**WHAT YOU NEED TO DO:** Output the full listing below exactly as it reads, and skip anything that is a picture.
------ DATASET EXCERPTS
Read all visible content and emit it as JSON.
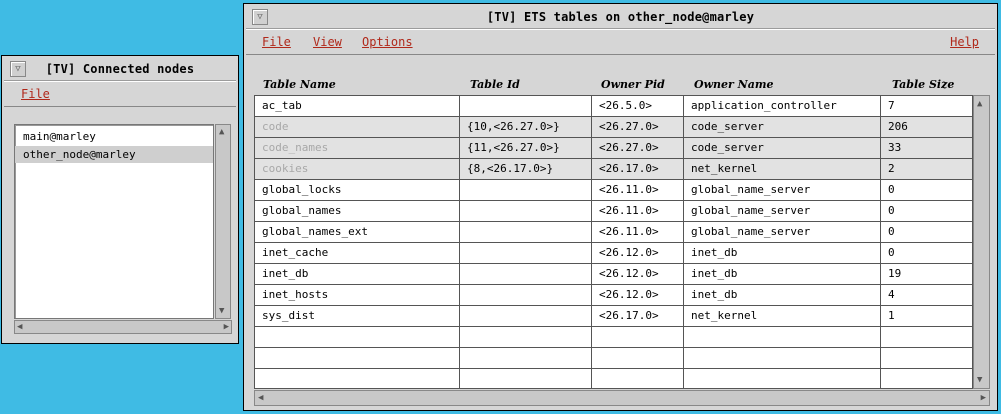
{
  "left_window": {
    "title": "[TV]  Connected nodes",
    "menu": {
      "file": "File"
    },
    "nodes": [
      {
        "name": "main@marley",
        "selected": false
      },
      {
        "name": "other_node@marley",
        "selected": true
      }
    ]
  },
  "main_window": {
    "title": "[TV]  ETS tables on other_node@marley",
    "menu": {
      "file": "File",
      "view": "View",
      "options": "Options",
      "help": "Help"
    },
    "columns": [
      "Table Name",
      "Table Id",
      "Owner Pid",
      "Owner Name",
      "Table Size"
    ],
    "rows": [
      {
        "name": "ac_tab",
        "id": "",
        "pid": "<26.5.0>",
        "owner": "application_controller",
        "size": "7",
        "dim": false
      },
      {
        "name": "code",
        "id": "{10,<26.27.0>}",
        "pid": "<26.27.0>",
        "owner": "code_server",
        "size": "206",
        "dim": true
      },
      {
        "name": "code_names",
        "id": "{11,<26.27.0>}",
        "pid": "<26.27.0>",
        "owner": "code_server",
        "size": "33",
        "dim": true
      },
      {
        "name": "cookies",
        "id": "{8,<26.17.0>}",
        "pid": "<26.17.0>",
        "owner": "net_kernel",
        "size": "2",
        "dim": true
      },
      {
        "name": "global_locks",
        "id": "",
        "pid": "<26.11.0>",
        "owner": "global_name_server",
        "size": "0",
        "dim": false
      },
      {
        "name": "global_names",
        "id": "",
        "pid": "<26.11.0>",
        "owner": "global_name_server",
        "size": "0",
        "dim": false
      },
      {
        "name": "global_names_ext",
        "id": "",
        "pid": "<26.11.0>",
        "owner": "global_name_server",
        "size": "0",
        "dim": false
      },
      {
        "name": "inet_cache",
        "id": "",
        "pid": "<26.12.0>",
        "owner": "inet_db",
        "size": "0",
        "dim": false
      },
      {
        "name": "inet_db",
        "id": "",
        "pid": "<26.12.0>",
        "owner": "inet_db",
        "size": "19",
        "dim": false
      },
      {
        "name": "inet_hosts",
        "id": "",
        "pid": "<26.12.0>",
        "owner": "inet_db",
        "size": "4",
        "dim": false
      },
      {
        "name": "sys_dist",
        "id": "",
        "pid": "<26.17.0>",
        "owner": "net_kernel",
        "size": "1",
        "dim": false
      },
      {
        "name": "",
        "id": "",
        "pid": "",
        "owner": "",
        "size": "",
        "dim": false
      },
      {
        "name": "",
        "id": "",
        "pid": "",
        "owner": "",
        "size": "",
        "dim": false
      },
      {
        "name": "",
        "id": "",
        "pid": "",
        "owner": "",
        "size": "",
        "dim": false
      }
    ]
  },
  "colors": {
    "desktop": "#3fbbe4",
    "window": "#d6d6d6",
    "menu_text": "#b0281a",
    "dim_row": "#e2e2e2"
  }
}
------------
**CORRECT RESPONSE:**
Read all visible content and emit it as JSON.
{
  "left_window": {
    "title": "[TV]  Connected nodes",
    "menu": {
      "file": "File"
    },
    "nodes": [
      {
        "name": "main@marley",
        "selected": false
      },
      {
        "name": "other_node@marley",
        "selected": true
      }
    ]
  },
  "main_window": {
    "title": "[TV]  ETS tables on other_node@marley",
    "menu": {
      "file": "File",
      "view": "View",
      "options": "Options",
      "help": "Help"
    },
    "columns": [
      "Table Name",
      "Table Id",
      "Owner Pid",
      "Owner Name",
      "Table Size"
    ],
    "rows": [
      {
        "name": "ac_tab",
        "id": "",
        "pid": "<26.5.0>",
        "owner": "application_controller",
        "size": "7",
        "dim": false
      },
      {
        "name": "code",
        "id": "{10,<26.27.0>}",
        "pid": "<26.27.0>",
        "owner": "code_server",
        "size": "206",
        "dim": true
      },
      {
        "name": "code_names",
        "id": "{11,<26.27.0>}",
        "pid": "<26.27.0>",
        "owner": "code_server",
        "size": "33",
        "dim": true
      },
      {
        "name": "cookies",
        "id": "{8,<26.17.0>}",
        "pid": "<26.17.0>",
        "owner": "net_kernel",
        "size": "2",
        "dim": true
      },
      {
        "name": "global_locks",
        "id": "",
        "pid": "<26.11.0>",
        "owner": "global_name_server",
        "size": "0",
        "dim": false
      },
      {
        "name": "global_names",
        "id": "",
        "pid": "<26.11.0>",
        "owner": "global_name_server",
        "size": "0",
        "dim": false
      },
      {
        "name": "global_names_ext",
        "id": "",
        "pid": "<26.11.0>",
        "owner": "global_name_server",
        "size": "0",
        "dim": false
      },
      {
        "name": "inet_cache",
        "id": "",
        "pid": "<26.12.0>",
        "owner": "inet_db",
        "size": "0",
        "dim": false
      },
      {
        "name": "inet_db",
        "id": "",
        "pid": "<26.12.0>",
        "owner": "inet_db",
        "size": "19",
        "dim": false
      },
      {
        "name": "inet_hosts",
        "id": "",
        "pid": "<26.12.0>",
        "owner": "inet_db",
        "size": "4",
        "dim": false
      },
      {
        "name": "sys_dist",
        "id": "",
        "pid": "<26.17.0>",
        "owner": "net_kernel",
        "size": "1",
        "dim": false
      },
      {
        "name": "",
        "id": "",
        "pid": "",
        "owner": "",
        "size": "",
        "dim": false
      },
      {
        "name": "",
        "id": "",
        "pid": "",
        "owner": "",
        "size": "",
        "dim": false
      },
      {
        "name": "",
        "id": "",
        "pid": "",
        "owner": "",
        "size": "",
        "dim": false
      }
    ]
  },
  "colors": {
    "desktop": "#3fbbe4",
    "window": "#d6d6d6",
    "menu_text": "#b0281a",
    "dim_row": "#e2e2e2"
  }
}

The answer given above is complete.